- [Provided material]:

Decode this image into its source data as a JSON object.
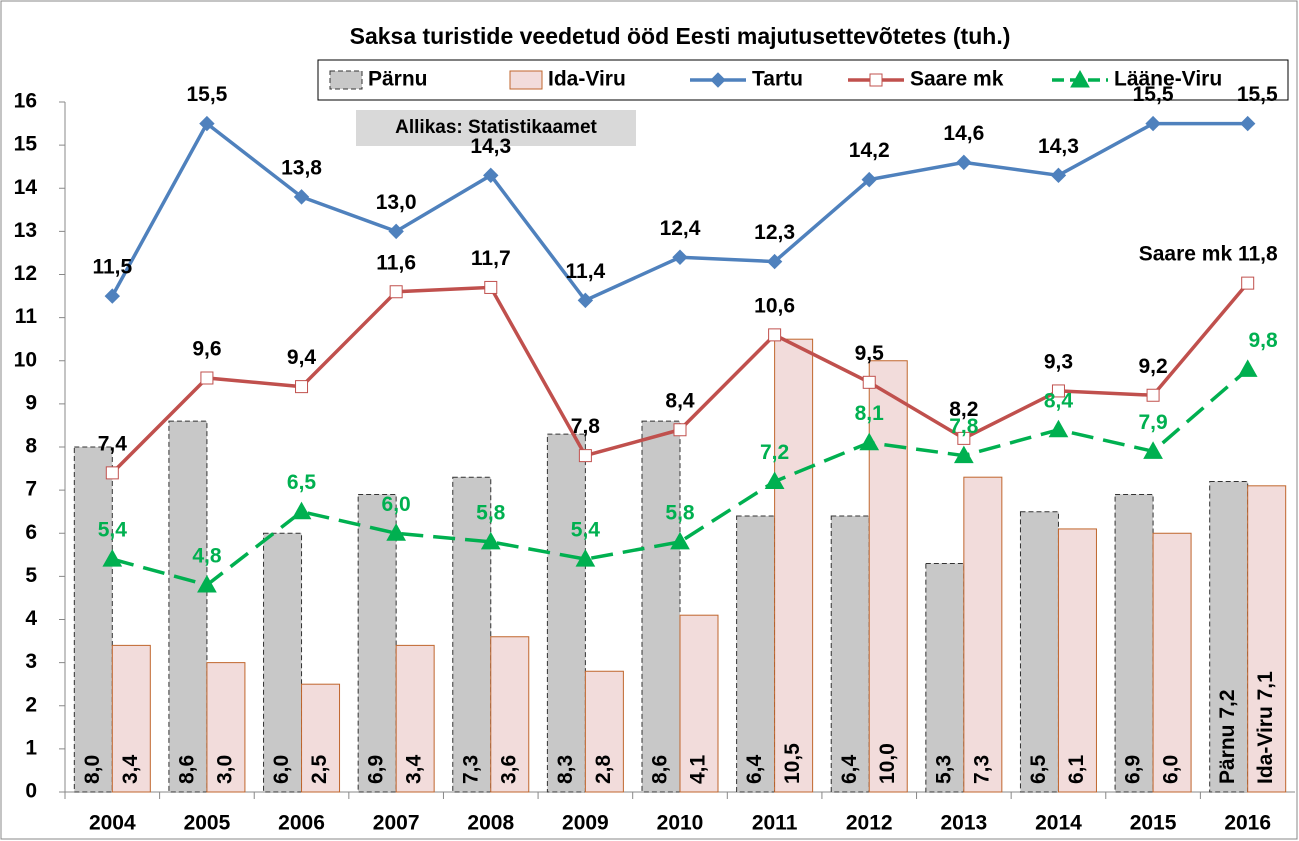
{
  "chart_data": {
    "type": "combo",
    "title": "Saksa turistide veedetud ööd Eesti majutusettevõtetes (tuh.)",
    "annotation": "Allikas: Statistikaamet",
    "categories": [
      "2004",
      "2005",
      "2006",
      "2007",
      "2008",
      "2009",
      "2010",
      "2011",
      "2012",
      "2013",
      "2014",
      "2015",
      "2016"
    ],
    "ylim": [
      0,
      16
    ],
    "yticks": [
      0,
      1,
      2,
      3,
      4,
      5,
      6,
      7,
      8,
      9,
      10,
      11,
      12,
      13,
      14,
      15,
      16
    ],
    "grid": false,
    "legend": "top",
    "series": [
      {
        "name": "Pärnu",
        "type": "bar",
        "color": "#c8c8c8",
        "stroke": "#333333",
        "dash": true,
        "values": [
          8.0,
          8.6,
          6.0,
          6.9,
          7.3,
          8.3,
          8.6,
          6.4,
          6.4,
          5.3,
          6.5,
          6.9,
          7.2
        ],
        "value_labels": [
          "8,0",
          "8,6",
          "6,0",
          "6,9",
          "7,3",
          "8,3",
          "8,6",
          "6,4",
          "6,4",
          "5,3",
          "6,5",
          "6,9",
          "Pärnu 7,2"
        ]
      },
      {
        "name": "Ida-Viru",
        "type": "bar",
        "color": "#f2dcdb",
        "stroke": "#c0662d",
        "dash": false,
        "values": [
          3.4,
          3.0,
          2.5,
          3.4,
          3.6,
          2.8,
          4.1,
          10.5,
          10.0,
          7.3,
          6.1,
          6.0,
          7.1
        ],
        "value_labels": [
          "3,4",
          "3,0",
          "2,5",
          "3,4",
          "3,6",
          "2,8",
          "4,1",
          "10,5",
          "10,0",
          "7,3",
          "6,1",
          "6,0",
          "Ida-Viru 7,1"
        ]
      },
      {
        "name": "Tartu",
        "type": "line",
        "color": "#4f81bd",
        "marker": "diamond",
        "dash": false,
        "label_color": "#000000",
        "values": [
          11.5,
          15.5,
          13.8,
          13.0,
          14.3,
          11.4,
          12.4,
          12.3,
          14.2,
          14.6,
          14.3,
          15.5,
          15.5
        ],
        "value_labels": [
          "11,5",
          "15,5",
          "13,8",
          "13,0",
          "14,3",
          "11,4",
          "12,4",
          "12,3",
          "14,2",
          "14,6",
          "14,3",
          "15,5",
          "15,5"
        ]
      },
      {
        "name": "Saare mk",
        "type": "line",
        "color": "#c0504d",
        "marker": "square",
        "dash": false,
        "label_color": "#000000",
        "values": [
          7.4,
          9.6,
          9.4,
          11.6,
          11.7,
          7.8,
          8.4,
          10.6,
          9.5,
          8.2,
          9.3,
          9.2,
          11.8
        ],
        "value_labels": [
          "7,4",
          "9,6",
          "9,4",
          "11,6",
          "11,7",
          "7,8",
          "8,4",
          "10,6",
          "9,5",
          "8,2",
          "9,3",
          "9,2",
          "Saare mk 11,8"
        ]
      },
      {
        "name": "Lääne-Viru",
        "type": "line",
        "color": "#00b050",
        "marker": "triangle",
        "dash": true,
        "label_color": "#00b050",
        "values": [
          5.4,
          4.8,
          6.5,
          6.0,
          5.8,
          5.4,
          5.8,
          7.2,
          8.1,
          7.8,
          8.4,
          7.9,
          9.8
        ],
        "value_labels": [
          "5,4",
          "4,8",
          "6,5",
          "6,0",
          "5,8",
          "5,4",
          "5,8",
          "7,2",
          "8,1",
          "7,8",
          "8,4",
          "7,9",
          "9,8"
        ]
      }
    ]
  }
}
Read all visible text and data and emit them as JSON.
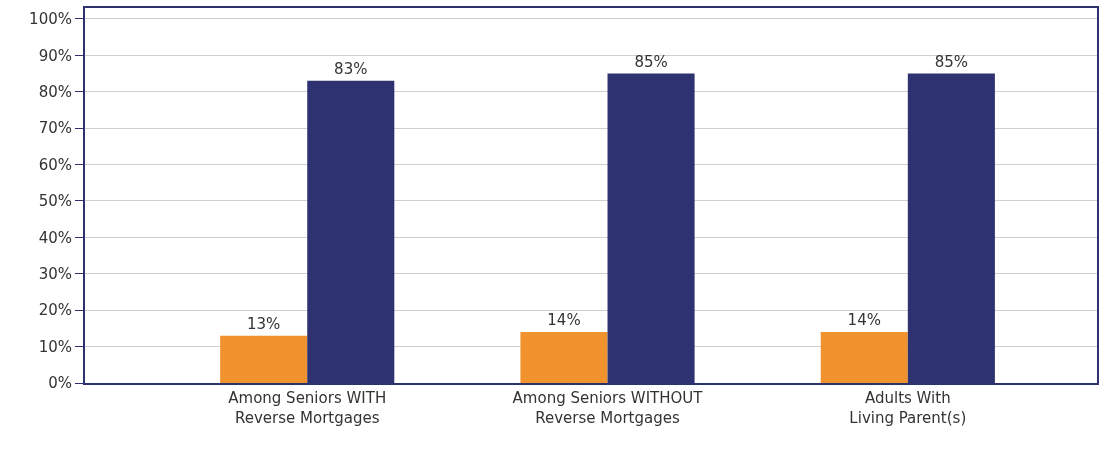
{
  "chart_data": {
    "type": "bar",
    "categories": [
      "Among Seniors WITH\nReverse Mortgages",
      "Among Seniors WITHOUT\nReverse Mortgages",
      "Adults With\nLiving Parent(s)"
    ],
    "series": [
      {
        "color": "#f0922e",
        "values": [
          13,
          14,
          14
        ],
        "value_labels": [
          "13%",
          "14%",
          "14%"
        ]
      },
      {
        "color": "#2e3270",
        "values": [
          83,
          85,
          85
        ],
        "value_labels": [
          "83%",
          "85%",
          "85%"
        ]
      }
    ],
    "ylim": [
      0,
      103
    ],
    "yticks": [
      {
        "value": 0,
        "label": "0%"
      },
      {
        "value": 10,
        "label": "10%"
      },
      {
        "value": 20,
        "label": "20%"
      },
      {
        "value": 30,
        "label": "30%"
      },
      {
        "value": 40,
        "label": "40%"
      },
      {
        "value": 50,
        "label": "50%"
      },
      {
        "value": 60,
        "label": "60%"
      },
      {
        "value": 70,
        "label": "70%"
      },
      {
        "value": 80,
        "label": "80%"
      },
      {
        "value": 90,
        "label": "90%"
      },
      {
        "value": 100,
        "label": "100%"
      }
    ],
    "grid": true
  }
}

- [What this task involves]: Transcribe the records above exactly, omitting every picture they contain.

- [Problem solution]:
Decode this image into its source data as a JSON object.
{
  "chart_data": {
    "type": "combo",
    "title": "Saksa turistide veedetud ööd Eesti majutusettevõtetes (tuh.)",
    "annotation": "Allikas: Statistikaamet",
    "categories": [
      "2004",
      "2005",
      "2006",
      "2007",
      "2008",
      "2009",
      "2010",
      "2011",
      "2012",
      "2013",
      "2014",
      "2015",
      "2016"
    ],
    "ylim": [
      0,
      16
    ],
    "yticks": [
      0,
      1,
      2,
      3,
      4,
      5,
      6,
      7,
      8,
      9,
      10,
      11,
      12,
      13,
      14,
      15,
      16
    ],
    "grid": false,
    "legend": "top",
    "series": [
      {
        "name": "Pärnu",
        "type": "bar",
        "color": "#c8c8c8",
        "stroke": "#333333",
        "dash": true,
        "values": [
          8.0,
          8.6,
          6.0,
          6.9,
          7.3,
          8.3,
          8.6,
          6.4,
          6.4,
          5.3,
          6.5,
          6.9,
          7.2
        ],
        "value_labels": [
          "8,0",
          "8,6",
          "6,0",
          "6,9",
          "7,3",
          "8,3",
          "8,6",
          "6,4",
          "6,4",
          "5,3",
          "6,5",
          "6,9",
          "Pärnu 7,2"
        ]
      },
      {
        "name": "Ida-Viru",
        "type": "bar",
        "color": "#f2dcdb",
        "stroke": "#c0662d",
        "dash": false,
        "values": [
          3.4,
          3.0,
          2.5,
          3.4,
          3.6,
          2.8,
          4.1,
          10.5,
          10.0,
          7.3,
          6.1,
          6.0,
          7.1
        ],
        "value_labels": [
          "3,4",
          "3,0",
          "2,5",
          "3,4",
          "3,6",
          "2,8",
          "4,1",
          "10,5",
          "10,0",
          "7,3",
          "6,1",
          "6,0",
          "Ida-Viru 7,1"
        ]
      },
      {
        "name": "Tartu",
        "type": "line",
        "color": "#4f81bd",
        "marker": "diamond",
        "dash": false,
        "label_color": "#000000",
        "values": [
          11.5,
          15.5,
          13.8,
          13.0,
          14.3,
          11.4,
          12.4,
          12.3,
          14.2,
          14.6,
          14.3,
          15.5,
          15.5
        ],
        "value_labels": [
          "11,5",
          "15,5",
          "13,8",
          "13,0",
          "14,3",
          "11,4",
          "12,4",
          "12,3",
          "14,2",
          "14,6",
          "14,3",
          "15,5",
          "15,5"
        ]
      },
      {
        "name": "Saare mk",
        "type": "line",
        "color": "#c0504d",
        "marker": "square",
        "dash": false,
        "label_color": "#000000",
        "values": [
          7.4,
          9.6,
          9.4,
          11.6,
          11.7,
          7.8,
          8.4,
          10.6,
          9.5,
          8.2,
          9.3,
          9.2,
          11.8
        ],
        "value_labels": [
          "7,4",
          "9,6",
          "9,4",
          "11,6",
          "11,7",
          "7,8",
          "8,4",
          "10,6",
          "9,5",
          "8,2",
          "9,3",
          "9,2",
          "Saare mk 11,8"
        ]
      },
      {
        "name": "Lääne-Viru",
        "type": "line",
        "color": "#00b050",
        "marker": "triangle",
        "dash": true,
        "label_color": "#00b050",
        "values": [
          5.4,
          4.8,
          6.5,
          6.0,
          5.8,
          5.4,
          5.8,
          7.2,
          8.1,
          7.8,
          8.4,
          7.9,
          9.8
        ],
        "value_labels": [
          "5,4",
          "4,8",
          "6,5",
          "6,0",
          "5,8",
          "5,4",
          "5,8",
          "7,2",
          "8,1",
          "7,8",
          "8,4",
          "7,9",
          "9,8"
        ]
      }
    ]
  }
}
Read all visible text and data and emit them as JSON.
{
  "chart_data": {
    "type": "bar",
    "categories": [
      "Among Seniors WITH\nReverse Mortgages",
      "Among Seniors WITHOUT\nReverse Mortgages",
      "Adults With\nLiving Parent(s)"
    ],
    "series": [
      {
        "color": "#f0922e",
        "values": [
          13,
          14,
          14
        ],
        "value_labels": [
          "13%",
          "14%",
          "14%"
        ]
      },
      {
        "color": "#2e3270",
        "values": [
          83,
          85,
          85
        ],
        "value_labels": [
          "83%",
          "85%",
          "85%"
        ]
      }
    ],
    "ylim": [
      0,
      103
    ],
    "yticks": [
      {
        "value": 0,
        "label": "0%"
      },
      {
        "value": 10,
        "label": "10%"
      },
      {
        "value": 20,
        "label": "20%"
      },
      {
        "value": 30,
        "label": "30%"
      },
      {
        "value": 40,
        "label": "40%"
      },
      {
        "value": 50,
        "label": "50%"
      },
      {
        "value": 60,
        "label": "60%"
      },
      {
        "value": 70,
        "label": "70%"
      },
      {
        "value": 80,
        "label": "80%"
      },
      {
        "value": 90,
        "label": "90%"
      },
      {
        "value": 100,
        "label": "100%"
      }
    ],
    "grid": true
  }
}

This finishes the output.